(RECORDS TO PROCESS)
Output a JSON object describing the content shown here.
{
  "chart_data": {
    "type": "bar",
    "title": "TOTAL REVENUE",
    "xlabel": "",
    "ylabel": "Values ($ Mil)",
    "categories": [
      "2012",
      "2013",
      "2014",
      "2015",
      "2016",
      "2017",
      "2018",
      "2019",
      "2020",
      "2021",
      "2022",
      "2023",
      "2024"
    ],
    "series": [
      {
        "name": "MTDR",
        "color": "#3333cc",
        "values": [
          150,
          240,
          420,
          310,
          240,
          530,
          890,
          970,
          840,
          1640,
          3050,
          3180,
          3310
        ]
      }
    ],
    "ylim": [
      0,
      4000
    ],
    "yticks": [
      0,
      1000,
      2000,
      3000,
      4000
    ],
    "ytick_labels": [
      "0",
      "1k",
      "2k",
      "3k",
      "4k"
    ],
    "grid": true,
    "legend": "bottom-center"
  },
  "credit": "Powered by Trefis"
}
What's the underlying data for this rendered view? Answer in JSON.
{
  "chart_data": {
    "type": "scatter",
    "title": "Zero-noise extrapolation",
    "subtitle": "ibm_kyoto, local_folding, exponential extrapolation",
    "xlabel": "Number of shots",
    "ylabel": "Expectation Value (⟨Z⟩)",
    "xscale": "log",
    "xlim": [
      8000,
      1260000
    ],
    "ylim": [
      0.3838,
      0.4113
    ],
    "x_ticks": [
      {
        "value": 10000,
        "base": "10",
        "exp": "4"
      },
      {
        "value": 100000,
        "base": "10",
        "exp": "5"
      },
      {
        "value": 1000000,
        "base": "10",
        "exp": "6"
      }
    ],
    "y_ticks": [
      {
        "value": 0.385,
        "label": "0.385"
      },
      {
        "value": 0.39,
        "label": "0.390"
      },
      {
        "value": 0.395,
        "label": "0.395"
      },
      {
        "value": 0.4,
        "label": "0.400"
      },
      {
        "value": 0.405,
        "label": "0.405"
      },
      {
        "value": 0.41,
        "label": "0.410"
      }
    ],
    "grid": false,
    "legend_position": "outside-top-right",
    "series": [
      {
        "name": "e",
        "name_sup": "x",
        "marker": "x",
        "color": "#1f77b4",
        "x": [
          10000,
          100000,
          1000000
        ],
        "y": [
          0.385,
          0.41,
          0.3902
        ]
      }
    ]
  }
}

(TO DO) Copy each line of the data that contains the word "JSON".

(TASK SOLUTION)
Output a JSON object describing the content shown here.
What's the underlying data for this rendered view? Answer in JSON.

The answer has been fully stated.